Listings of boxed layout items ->
________________
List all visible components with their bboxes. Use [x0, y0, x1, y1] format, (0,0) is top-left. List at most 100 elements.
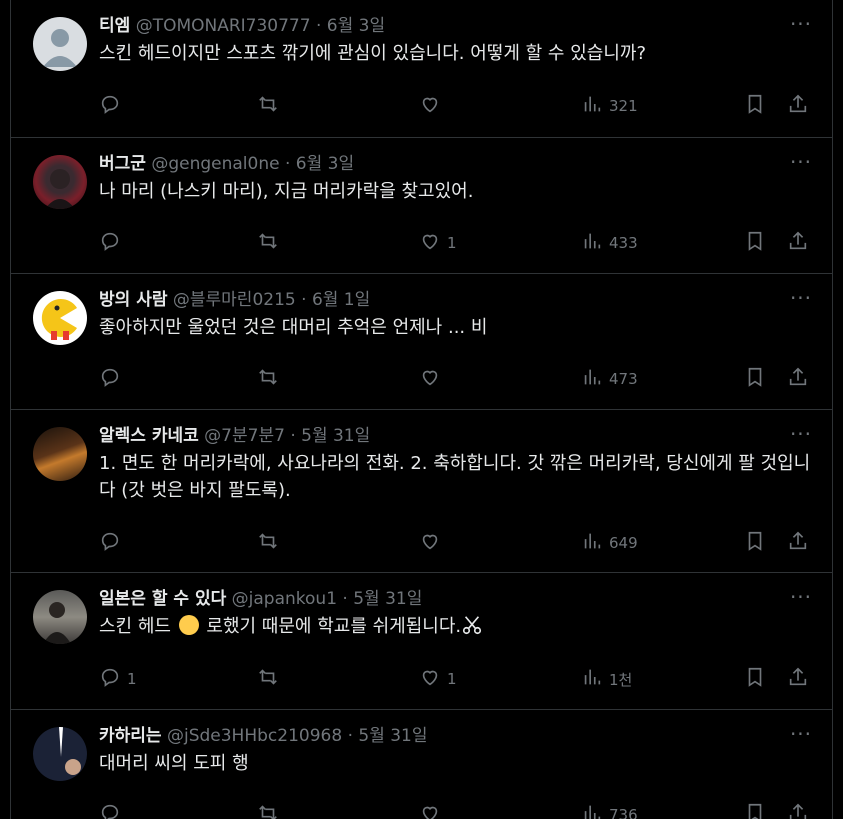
more-icon[interactable]: ··· [786, 724, 816, 748]
views-button[interactable]: 321 [581, 93, 638, 119]
author-name[interactable]: 버그군 [99, 154, 146, 174]
retweet-button[interactable] [257, 230, 279, 256]
author-name[interactable]: 카하리는 [99, 726, 162, 746]
tweet-text: 나 마리 (나스키 마리), 지금 머리카락을 찾고있어. [99, 181, 474, 202]
views-button[interactable]: 649 [581, 530, 638, 556]
tweet[interactable]: 티엠 @TOMONARI730777 · 6월 3일 ··· 스킨 헤드이지만 … [11, 0, 832, 138]
tweet[interactable]: 방의 사람 @블루마린0215 · 6월 1일 ··· 좋아하지만 울었던 것은… [11, 274, 832, 410]
separator-dot: · [284, 154, 291, 174]
views-button[interactable]: 1천 [581, 666, 632, 692]
bookmark-button[interactable] [744, 93, 766, 119]
more-icon[interactable]: ··· [786, 424, 816, 448]
views-count: 321 [609, 97, 638, 115]
tweet-date[interactable]: 6월 1일 [312, 290, 370, 310]
author-handle[interactable]: @gengenal0ne [151, 154, 279, 174]
author-handle[interactable]: @jSde3HHbc210968 [167, 726, 342, 746]
author-handle[interactable]: @TOMONARI730777 [136, 16, 311, 36]
reply-button[interactable] [99, 366, 127, 392]
share-button[interactable] [787, 530, 809, 556]
views-button[interactable]: 433 [581, 230, 638, 256]
views-button[interactable]: 473 [581, 366, 638, 392]
reply-button[interactable] [99, 93, 127, 119]
like-button[interactable] [419, 802, 447, 819]
author-handle[interactable]: @japankou1 [232, 589, 337, 609]
more-icon[interactable]: ··· [786, 288, 816, 312]
like-button[interactable]: 1 [419, 666, 457, 692]
author-name[interactable]: 알렉스 카네코 [99, 426, 199, 446]
author-handle[interactable]: @7분7분7 [204, 426, 285, 446]
tweet-date[interactable]: 6월 3일 [327, 16, 385, 36]
more-icon[interactable]: ··· [786, 14, 816, 38]
tweet[interactable]: 버그군 @gengenal0ne · 6월 3일 ··· 나 마리 (나스키 마… [11, 138, 832, 274]
tweet-text: 스킨 헤드 로했기 때문에 학교를 쉬게됩니다. [99, 613, 812, 640]
avatar[interactable] [33, 590, 87, 644]
avatar[interactable] [33, 17, 87, 71]
retweet-icon [257, 366, 279, 392]
share-button[interactable] [787, 666, 809, 692]
tweet-text-part: 로했기 때문에 학교를 쉬게됩니다. [200, 616, 462, 637]
like-button[interactable] [419, 93, 447, 119]
views-icon [581, 666, 603, 692]
bookmark-icon [744, 530, 766, 556]
avatar[interactable] [33, 291, 87, 345]
like-button[interactable]: 1 [419, 230, 457, 256]
retweet-button[interactable] [257, 802, 279, 819]
views-button[interactable]: 736 [581, 802, 638, 819]
views-count: 433 [609, 234, 638, 252]
tweet[interactable]: 카하리는 @jSde3HHbc210968 · 5월 31일 ··· 대머리 씨… [11, 710, 832, 819]
tweet-date[interactable]: 5월 31일 [353, 589, 422, 609]
views-icon [581, 230, 603, 256]
more-icon[interactable]: ··· [786, 587, 816, 611]
retweet-icon [257, 802, 279, 819]
reply-icon [99, 802, 121, 819]
tweet-text: 대머리 씨의 도피 행 [99, 753, 249, 774]
views-count: 1천 [609, 670, 633, 689]
retweet-button[interactable] [257, 366, 279, 392]
retweet-button[interactable] [257, 93, 279, 119]
baby-face-emoji [178, 615, 199, 635]
avatar[interactable] [33, 155, 87, 209]
bookmark-button[interactable] [744, 802, 766, 819]
views-icon [581, 366, 603, 392]
share-button[interactable] [787, 802, 809, 819]
tweet-text: 좋아하지만 울었던 것은 대머리 추억은 언제나 ... 비 [99, 317, 488, 338]
share-icon [787, 802, 809, 819]
more-icon[interactable]: ··· [786, 152, 816, 176]
author-handle[interactable]: @블루마린0215 [173, 290, 296, 310]
reply-button[interactable] [99, 230, 127, 256]
author-name[interactable]: 티엠 [99, 16, 130, 36]
tweet-text-part: 스킨 헤드 [99, 616, 177, 637]
like-icon [419, 366, 441, 392]
like-button[interactable] [419, 530, 447, 556]
reply-button[interactable]: 1 [99, 666, 137, 692]
scissors-emoji [461, 616, 483, 637]
author-name[interactable]: 일본은 할 수 있다 [99, 589, 226, 609]
retweet-button[interactable] [257, 530, 279, 556]
reply-button[interactable] [99, 802, 127, 819]
retweet-icon [257, 93, 279, 119]
bookmark-button[interactable] [744, 366, 766, 392]
reply-button[interactable] [99, 530, 127, 556]
share-icon [787, 666, 809, 692]
avatar[interactable] [33, 427, 87, 481]
share-button[interactable] [787, 230, 809, 256]
tweet[interactable]: 일본은 할 수 있다 @japankou1 · 5월 31일 ··· 스킨 헤드… [11, 573, 832, 710]
reply-icon [99, 230, 121, 256]
tweet-date[interactable]: 6월 3일 [296, 154, 354, 174]
reply-feed: 티엠 @TOMONARI730777 · 6월 3일 ··· 스킨 헤드이지만 … [10, 0, 833, 819]
bookmark-button[interactable] [744, 230, 766, 256]
tweet-date[interactable]: 5월 31일 [301, 426, 370, 446]
share-button[interactable] [787, 93, 809, 119]
like-button[interactable] [419, 366, 447, 392]
tweet[interactable]: 알렉스 카네코 @7분7분7 · 5월 31일 ··· 1. 면도 한 머리카락… [11, 410, 832, 573]
retweet-button[interactable] [257, 666, 279, 692]
bookmark-button[interactable] [744, 666, 766, 692]
avatar[interactable] [33, 727, 87, 781]
bookmark-button[interactable] [744, 530, 766, 556]
author-name[interactable]: 방의 사람 [99, 290, 167, 310]
bookmark-icon [744, 666, 766, 692]
tweet-date[interactable]: 5월 31일 [358, 726, 427, 746]
share-icon [787, 230, 809, 256]
share-button[interactable] [787, 366, 809, 392]
bookmark-icon [744, 93, 766, 119]
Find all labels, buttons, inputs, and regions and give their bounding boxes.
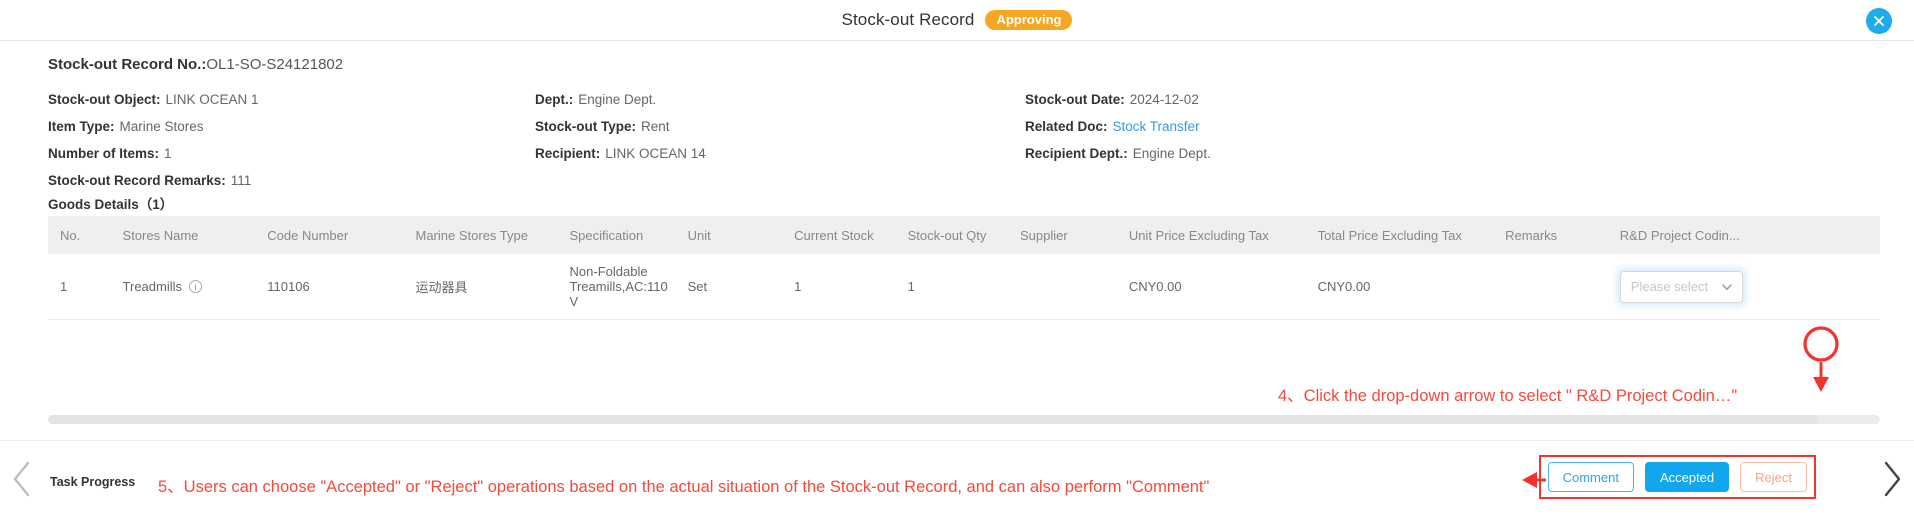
- field-value: 1: [164, 146, 172, 161]
- field-label: Stock-out Object:: [48, 92, 161, 107]
- record-number: Stock-out Record No.:OL1-SO-S24121802: [48, 56, 343, 73]
- cell-specification: Non-Foldable Treamills,AC:110V: [557, 254, 676, 320]
- col-supplier: Supplier: [1007, 216, 1117, 254]
- close-button[interactable]: [1866, 8, 1892, 34]
- col-total-price-excluding-tax: Total Price Excluding Tax: [1305, 216, 1494, 254]
- cell-unit: Set: [675, 254, 783, 320]
- field-stock-out-date: Stock-out Date: 2024-12-02: [1025, 92, 1199, 107]
- field-value: 2024-12-02: [1129, 92, 1199, 107]
- prev-record-button[interactable]: [8, 457, 38, 506]
- col-code-number: Code Number: [255, 216, 404, 254]
- field-value: 111: [230, 173, 252, 188]
- accepted-button[interactable]: Accepted: [1644, 462, 1730, 492]
- scrollbar-thumb[interactable]: [48, 415, 1818, 424]
- chevron-right-icon: [1876, 461, 1906, 505]
- col-stock-out-qty: Stock-out Qty: [895, 216, 1008, 254]
- col-unit: Unit: [675, 216, 783, 254]
- rd-project-coding-select[interactable]: Please select: [1619, 270, 1743, 303]
- close-icon: [1872, 14, 1886, 28]
- chevron-left-icon: [8, 461, 38, 505]
- info-row: Stock-out Record Remarks: 111: [48, 167, 1888, 194]
- field-value: Engine Dept.: [578, 92, 657, 107]
- field-value: LINK OCEAN 1: [165, 92, 259, 107]
- col-current-stock: Current Stock: [782, 216, 896, 254]
- stock-out-record-modal: Stock-out Record Approving Stock-out Rec…: [0, 0, 1914, 516]
- field-value: Engine Dept.: [1132, 146, 1211, 161]
- col-remarks: Remarks: [1493, 216, 1608, 254]
- annotation-arrow-left: [1522, 472, 1537, 488]
- cell-rd-project-coding: Please select: [1607, 254, 1880, 320]
- page-title: Stock-out Record: [841, 10, 975, 29]
- goods-details-table: No. Stores Name Code Number Marine Store…: [48, 216, 1880, 320]
- cell-current-stock: 1: [782, 254, 896, 320]
- field-stock-out-type: Stock-out Type: Rent: [535, 119, 1025, 134]
- annotation-arrow-down: [1813, 377, 1829, 392]
- info-row: Item Type: Marine Stores Stock-out Type: R…: [48, 113, 1888, 140]
- table-row: 1 Treadmills i 110106 运动器具 Non-Foldable T…: [48, 254, 1880, 320]
- field-value: Marine Stores: [119, 119, 204, 134]
- info-row: Stock-out Object: LINK OCEAN 1 Dept.: Engi…: [48, 86, 1888, 113]
- related-doc-link[interactable]: Stock Transfer: [1113, 119, 1200, 134]
- field-label: Stock-out Date:: [1025, 92, 1125, 107]
- field-value: LINK OCEAN 14: [605, 146, 706, 161]
- field-label: Recipient:: [535, 146, 601, 161]
- stores-name-text: Treadmills: [122, 279, 183, 294]
- cell-stores-name: Treadmills i: [110, 254, 256, 320]
- field-recipient-dept: Recipient Dept.: Engine Dept.: [1025, 146, 1211, 161]
- field-label: Number of Items:: [48, 146, 160, 161]
- cell-supplier: [1007, 254, 1117, 320]
- field-label: Stock-out Type:: [535, 119, 636, 134]
- goods-details-title: Goods Details（1）: [48, 197, 174, 212]
- field-number-of-items: Number of Items: 1: [48, 146, 535, 161]
- cell-code-number: 110106: [255, 254, 404, 320]
- cell-marine-stores-type: 运动器具: [403, 254, 558, 320]
- info-icon[interactable]: i: [189, 280, 203, 293]
- record-number-label: Stock-out Record No.:: [48, 56, 207, 73]
- field-value: Rent: [641, 119, 670, 134]
- horizontal-scrollbar[interactable]: [48, 415, 1880, 424]
- footer-divider: [0, 440, 1914, 441]
- field-item-type: Item Type: Marine Stores: [48, 119, 535, 134]
- next-record-button[interactable]: [1876, 457, 1906, 506]
- record-info-grid: Stock-out Object: LINK OCEAN 1 Dept.: Engi…: [48, 86, 1888, 194]
- annotation-circle-dropdown: [1803, 326, 1839, 362]
- col-unit-price-excluding-tax: Unit Price Excluding Tax: [1116, 216, 1306, 254]
- status-badge: Approving: [985, 10, 1073, 30]
- field-label: Item Type:: [48, 119, 115, 134]
- modal-titlebar: Stock-out Record Approving: [0, 0, 1914, 41]
- col-rd-project-coding: R&D Project Codin...: [1607, 216, 1880, 254]
- cell-no: 1: [48, 254, 111, 320]
- cell-total-price: CNY0.00: [1305, 254, 1494, 320]
- cell-stock-out-qty: 1: [895, 254, 1008, 320]
- approval-actions-group: Comment Accepted Reject: [1538, 455, 1816, 499]
- field-label: Related Doc:: [1025, 119, 1108, 134]
- col-no: No.: [48, 216, 111, 254]
- col-stores-name: Stores Name: [110, 216, 256, 254]
- reject-button[interactable]: Reject: [1740, 462, 1807, 492]
- annotation-step-4: 4、Click the drop-down arrow to select " …: [1278, 387, 1738, 405]
- field-label: Dept.:: [535, 92, 574, 107]
- field-record-remarks: Stock-out Record Remarks: 111: [48, 173, 535, 188]
- field-label: Stock-out Record Remarks:: [48, 173, 226, 188]
- info-row: Number of Items: 1 Recipient: LINK OCEAN 1…: [48, 140, 1888, 167]
- rd-project-coding-placeholder: Please select: [1630, 279, 1709, 294]
- table-header-row: No. Stores Name Code Number Marine Store…: [48, 216, 1880, 254]
- field-stock-out-object: Stock-out Object: LINK OCEAN 1: [48, 92, 535, 107]
- cell-unit-price: CNY0.00: [1116, 254, 1306, 320]
- field-label: Recipient Dept.:: [1025, 146, 1128, 161]
- chevron-down-icon[interactable]: [1720, 280, 1734, 294]
- col-specification: Specification: [557, 216, 676, 254]
- task-progress-label: Task Progress: [50, 475, 136, 489]
- comment-button[interactable]: Comment: [1547, 462, 1634, 492]
- annotation-step-5: 5、Users can choose "Accepted" or "Reject…: [158, 478, 1210, 496]
- col-marine-stores-type: Marine Stores Type: [403, 216, 558, 254]
- field-recipient: Recipient: LINK OCEAN 14: [535, 146, 1025, 161]
- record-number-value: OL1-SO-S24121802: [206, 56, 344, 73]
- cell-remarks: [1493, 254, 1608, 320]
- field-dept: Dept.: Engine Dept.: [535, 92, 1025, 107]
- field-related-doc: Related Doc: Stock Transfer: [1025, 119, 1200, 134]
________________
Go through the items above and copy out, in full, each line that contains the string "excluding".

RESULT OF THIS TASK ->
- col-total-price-excluding-tax: Total Price Excluding Tax: [1305, 216, 1494, 254]
- col-unit-price-excluding-tax: Unit Price Excluding Tax: [1116, 216, 1306, 254]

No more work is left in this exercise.